__Problem statement__:
Every entry below should be printed exactly, without its images.

__Items from a dataset__:

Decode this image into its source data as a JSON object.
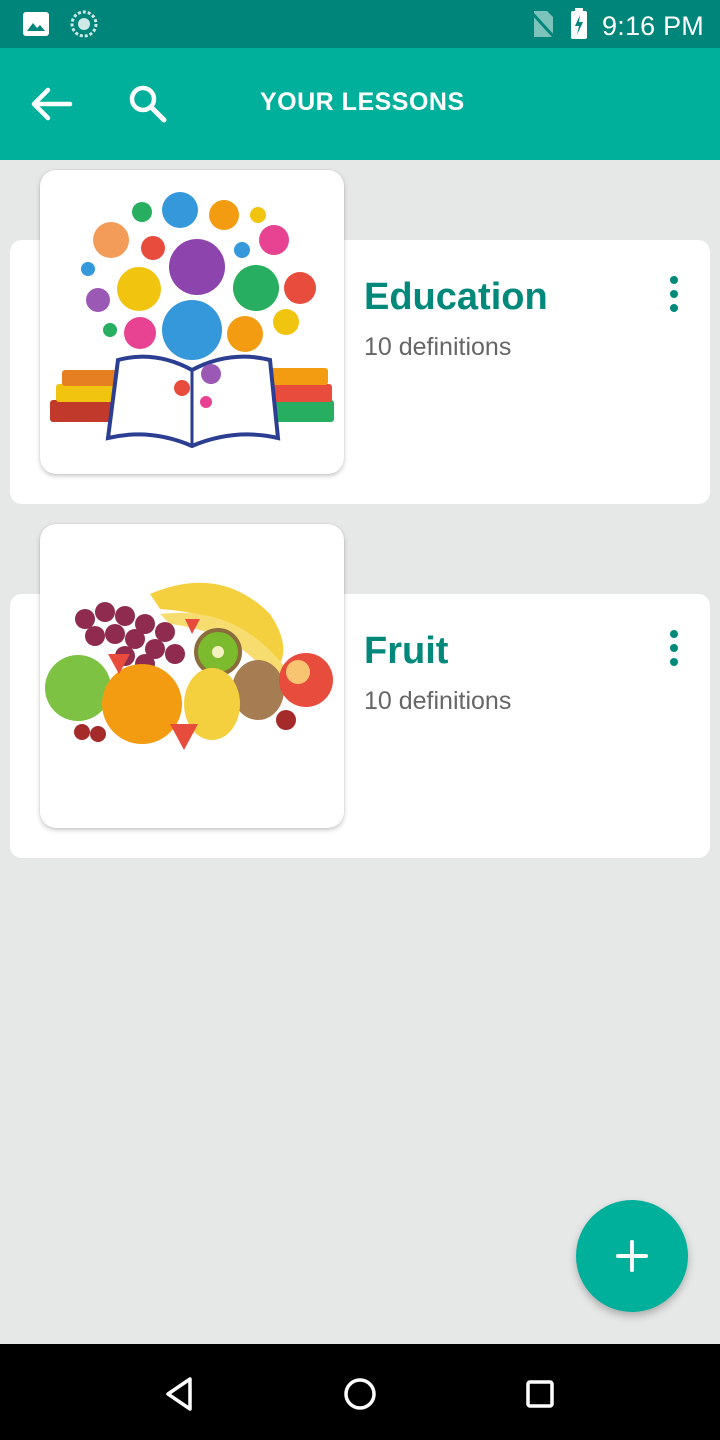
{
  "status_bar": {
    "time": "9:16 PM",
    "icons": [
      "image-icon",
      "sync-icon",
      "no-sim-icon",
      "battery-charging-icon"
    ]
  },
  "app_bar": {
    "title": "YOUR LESSONS",
    "back_icon": "arrow-back-icon",
    "search_icon": "search-icon"
  },
  "lessons": [
    {
      "title": "Education",
      "subtitle": "10 definitions",
      "menu_icon": "more-vert-icon"
    },
    {
      "title": "Fruit",
      "subtitle": "10 definitions",
      "menu_icon": "more-vert-icon"
    }
  ],
  "fab": {
    "icon": "add-icon"
  },
  "nav_bar": {
    "icons": [
      "back-triangle-icon",
      "home-circle-icon",
      "recents-square-icon"
    ]
  },
  "colors": {
    "status_bar": "#00857a",
    "app_bar": "#00b09b",
    "accent_text": "#00897b",
    "background": "#e6e7e7"
  }
}
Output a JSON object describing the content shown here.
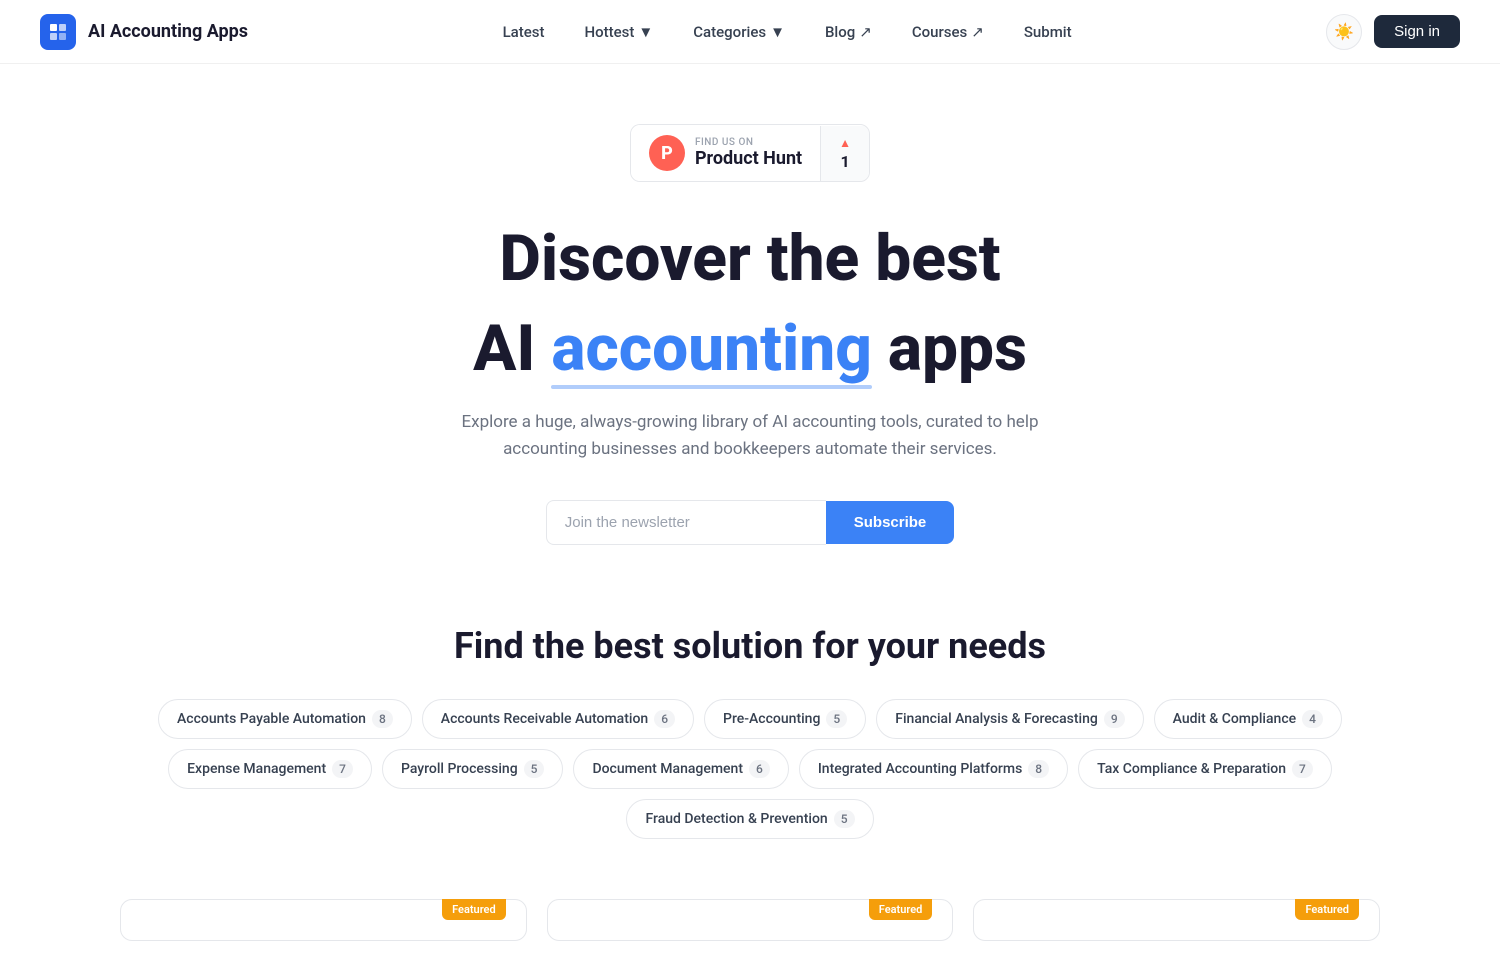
{
  "header": {
    "logo_text": "AI Accounting Apps",
    "nav": [
      {
        "label": "Latest",
        "has_arrow": false
      },
      {
        "label": "Hottest",
        "has_arrow": true
      },
      {
        "label": "Categories",
        "has_arrow": true
      },
      {
        "label": "Blog",
        "has_arrow": true
      },
      {
        "label": "Courses",
        "has_arrow": true
      },
      {
        "label": "Submit",
        "has_arrow": false
      }
    ],
    "sign_in": "Sign in"
  },
  "product_hunt": {
    "find_us_on": "FIND US ON",
    "name": "Product Hunt",
    "count": "1"
  },
  "hero": {
    "title_line1": "Discover the best",
    "title_line2_prefix": "AI ",
    "title_accent": "accounting",
    "title_line2_suffix": " apps",
    "description_line1": "Explore a huge, always-growing library of AI accounting tools, curated to help",
    "description_line2": "accounting businesses and bookkeepers automate their services.",
    "newsletter_placeholder": "Join the newsletter",
    "subscribe_label": "Subscribe"
  },
  "categories_section": {
    "title": "Find the best solution for your needs",
    "categories": [
      {
        "label": "Accounts Payable Automation",
        "count": "8"
      },
      {
        "label": "Accounts Receivable Automation",
        "count": "6"
      },
      {
        "label": "Pre-Accounting",
        "count": "5"
      },
      {
        "label": "Financial Analysis & Forecasting",
        "count": "9"
      },
      {
        "label": "Audit & Compliance",
        "count": "4"
      },
      {
        "label": "Expense Management",
        "count": "7"
      },
      {
        "label": "Payroll Processing",
        "count": "5"
      },
      {
        "label": "Document Management",
        "count": "6"
      },
      {
        "label": "Integrated Accounting Platforms",
        "count": "8"
      },
      {
        "label": "Tax Compliance & Preparation",
        "count": "7"
      },
      {
        "label": "Fraud Detection & Prevention",
        "count": "5"
      }
    ]
  },
  "featured": {
    "badge": "Featured"
  }
}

__Correct response__:
Decode this image into its source data as a JSON object.
{
  "status_bar": {
    "time": "9:16 PM",
    "icons": [
      "image-icon",
      "sync-icon",
      "no-sim-icon",
      "battery-charging-icon"
    ]
  },
  "app_bar": {
    "title": "YOUR LESSONS",
    "back_icon": "arrow-back-icon",
    "search_icon": "search-icon"
  },
  "lessons": [
    {
      "title": "Education",
      "subtitle": "10 definitions",
      "menu_icon": "more-vert-icon"
    },
    {
      "title": "Fruit",
      "subtitle": "10 definitions",
      "menu_icon": "more-vert-icon"
    }
  ],
  "fab": {
    "icon": "add-icon"
  },
  "nav_bar": {
    "icons": [
      "back-triangle-icon",
      "home-circle-icon",
      "recents-square-icon"
    ]
  },
  "colors": {
    "status_bar": "#00857a",
    "app_bar": "#00b09b",
    "accent_text": "#00897b",
    "background": "#e6e7e7"
  }
}
Output a JSON object describing the content shown here.
{
  "header": {
    "logo_text": "AI Accounting Apps",
    "nav": [
      {
        "label": "Latest",
        "has_arrow": false
      },
      {
        "label": "Hottest",
        "has_arrow": true
      },
      {
        "label": "Categories",
        "has_arrow": true
      },
      {
        "label": "Blog",
        "has_arrow": true
      },
      {
        "label": "Courses",
        "has_arrow": true
      },
      {
        "label": "Submit",
        "has_arrow": false
      }
    ],
    "sign_in": "Sign in"
  },
  "product_hunt": {
    "find_us_on": "FIND US ON",
    "name": "Product Hunt",
    "count": "1"
  },
  "hero": {
    "title_line1": "Discover the best",
    "title_line2_prefix": "AI ",
    "title_accent": "accounting",
    "title_line2_suffix": " apps",
    "description_line1": "Explore a huge, always-growing library of AI accounting tools, curated to help",
    "description_line2": "accounting businesses and bookkeepers automate their services.",
    "newsletter_placeholder": "Join the newsletter",
    "subscribe_label": "Subscribe"
  },
  "categories_section": {
    "title": "Find the best solution for your needs",
    "categories": [
      {
        "label": "Accounts Payable Automation",
        "count": "8"
      },
      {
        "label": "Accounts Receivable Automation",
        "count": "6"
      },
      {
        "label": "Pre-Accounting",
        "count": "5"
      },
      {
        "label": "Financial Analysis & Forecasting",
        "count": "9"
      },
      {
        "label": "Audit & Compliance",
        "count": "4"
      },
      {
        "label": "Expense Management",
        "count": "7"
      },
      {
        "label": "Payroll Processing",
        "count": "5"
      },
      {
        "label": "Document Management",
        "count": "6"
      },
      {
        "label": "Integrated Accounting Platforms",
        "count": "8"
      },
      {
        "label": "Tax Compliance & Preparation",
        "count": "7"
      },
      {
        "label": "Fraud Detection & Prevention",
        "count": "5"
      }
    ]
  },
  "featured": {
    "badge": "Featured"
  }
}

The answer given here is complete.